======== Extracted entries
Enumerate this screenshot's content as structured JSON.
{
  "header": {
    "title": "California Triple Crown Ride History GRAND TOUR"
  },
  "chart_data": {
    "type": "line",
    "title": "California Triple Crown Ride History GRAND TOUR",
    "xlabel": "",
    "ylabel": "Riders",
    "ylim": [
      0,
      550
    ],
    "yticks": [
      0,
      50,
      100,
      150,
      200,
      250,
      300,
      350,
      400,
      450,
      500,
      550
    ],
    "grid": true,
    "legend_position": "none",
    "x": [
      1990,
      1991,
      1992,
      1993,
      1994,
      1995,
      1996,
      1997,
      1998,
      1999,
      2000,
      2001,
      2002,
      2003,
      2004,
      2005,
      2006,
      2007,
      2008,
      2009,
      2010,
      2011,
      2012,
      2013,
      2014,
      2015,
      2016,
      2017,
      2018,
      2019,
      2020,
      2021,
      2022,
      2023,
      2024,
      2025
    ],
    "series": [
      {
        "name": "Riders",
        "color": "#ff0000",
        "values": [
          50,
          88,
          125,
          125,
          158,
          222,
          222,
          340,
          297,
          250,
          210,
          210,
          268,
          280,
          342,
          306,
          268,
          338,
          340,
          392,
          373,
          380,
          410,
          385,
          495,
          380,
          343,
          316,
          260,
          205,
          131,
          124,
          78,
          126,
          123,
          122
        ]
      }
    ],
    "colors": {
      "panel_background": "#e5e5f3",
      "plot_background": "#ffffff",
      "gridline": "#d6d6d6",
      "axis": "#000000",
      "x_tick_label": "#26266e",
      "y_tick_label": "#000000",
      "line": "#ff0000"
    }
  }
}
================
Find the lines above that include the string "GRAND" and copy them.

__Completed task__
    "title": "California Triple Crown Ride History GRAND TOUR"
    "title": "California Triple Crown Ride History GRAND TOUR",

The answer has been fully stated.